List all lines in the material below that contain "Health".

* Start SOURCE MATERIAL *

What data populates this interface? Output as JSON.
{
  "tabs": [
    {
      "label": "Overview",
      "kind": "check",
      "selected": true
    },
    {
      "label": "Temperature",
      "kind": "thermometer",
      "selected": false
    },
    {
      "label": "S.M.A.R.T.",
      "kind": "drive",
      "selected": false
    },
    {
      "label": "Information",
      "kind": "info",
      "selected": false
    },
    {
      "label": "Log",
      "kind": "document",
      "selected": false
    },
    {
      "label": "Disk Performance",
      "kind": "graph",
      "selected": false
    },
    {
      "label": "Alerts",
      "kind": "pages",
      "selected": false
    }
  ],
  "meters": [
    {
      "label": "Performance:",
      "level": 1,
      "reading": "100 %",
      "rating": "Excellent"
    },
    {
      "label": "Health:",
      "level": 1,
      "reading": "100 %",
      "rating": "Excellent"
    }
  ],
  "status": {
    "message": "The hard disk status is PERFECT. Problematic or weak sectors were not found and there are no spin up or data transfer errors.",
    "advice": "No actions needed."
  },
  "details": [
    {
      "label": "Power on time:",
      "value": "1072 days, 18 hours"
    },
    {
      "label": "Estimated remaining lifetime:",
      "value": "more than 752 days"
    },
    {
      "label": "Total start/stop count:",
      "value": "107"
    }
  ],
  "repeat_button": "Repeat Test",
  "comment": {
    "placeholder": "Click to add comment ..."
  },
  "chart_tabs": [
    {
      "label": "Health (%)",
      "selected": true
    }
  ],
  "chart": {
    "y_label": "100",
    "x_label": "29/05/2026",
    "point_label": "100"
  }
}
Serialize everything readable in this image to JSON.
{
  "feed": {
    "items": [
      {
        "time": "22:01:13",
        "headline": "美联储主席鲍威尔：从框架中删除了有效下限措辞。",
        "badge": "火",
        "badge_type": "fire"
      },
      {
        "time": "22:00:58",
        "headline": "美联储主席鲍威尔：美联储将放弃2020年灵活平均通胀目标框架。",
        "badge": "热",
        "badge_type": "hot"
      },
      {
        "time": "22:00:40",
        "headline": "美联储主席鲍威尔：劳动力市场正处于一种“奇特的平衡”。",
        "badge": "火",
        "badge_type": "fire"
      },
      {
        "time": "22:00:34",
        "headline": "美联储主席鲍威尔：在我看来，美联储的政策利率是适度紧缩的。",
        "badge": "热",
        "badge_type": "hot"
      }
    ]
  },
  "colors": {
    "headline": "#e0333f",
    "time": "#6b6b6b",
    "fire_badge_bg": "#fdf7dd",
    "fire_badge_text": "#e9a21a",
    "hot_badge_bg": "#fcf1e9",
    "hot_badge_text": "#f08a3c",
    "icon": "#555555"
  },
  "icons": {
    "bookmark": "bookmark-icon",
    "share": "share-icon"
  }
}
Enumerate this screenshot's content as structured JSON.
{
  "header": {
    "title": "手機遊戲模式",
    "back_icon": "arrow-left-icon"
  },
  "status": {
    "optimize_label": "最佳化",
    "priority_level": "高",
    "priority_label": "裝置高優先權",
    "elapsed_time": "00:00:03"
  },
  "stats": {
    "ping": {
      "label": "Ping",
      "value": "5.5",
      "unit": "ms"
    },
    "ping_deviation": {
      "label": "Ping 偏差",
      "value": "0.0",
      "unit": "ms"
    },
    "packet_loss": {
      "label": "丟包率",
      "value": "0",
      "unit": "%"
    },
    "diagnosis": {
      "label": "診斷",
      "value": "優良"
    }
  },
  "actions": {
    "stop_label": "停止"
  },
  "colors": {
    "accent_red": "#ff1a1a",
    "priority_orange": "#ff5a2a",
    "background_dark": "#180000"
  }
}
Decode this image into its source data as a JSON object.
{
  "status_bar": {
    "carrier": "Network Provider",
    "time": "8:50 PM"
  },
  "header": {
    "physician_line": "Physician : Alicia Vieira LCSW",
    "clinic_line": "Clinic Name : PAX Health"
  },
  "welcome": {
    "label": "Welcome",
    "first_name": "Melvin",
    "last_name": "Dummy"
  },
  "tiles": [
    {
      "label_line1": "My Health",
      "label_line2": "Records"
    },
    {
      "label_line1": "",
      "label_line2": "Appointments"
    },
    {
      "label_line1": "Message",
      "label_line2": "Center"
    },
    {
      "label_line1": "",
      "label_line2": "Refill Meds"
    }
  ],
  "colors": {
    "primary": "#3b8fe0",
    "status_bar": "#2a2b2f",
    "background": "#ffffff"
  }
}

* End SOURCE MATERIAL *

# ANSWER FOR THIS EXERCISE:
      "label": "Health:",
      "label": "Health (%)",
    "clinic_line": "Clinic Name : PAX Health"
      "label_line1": "My Health",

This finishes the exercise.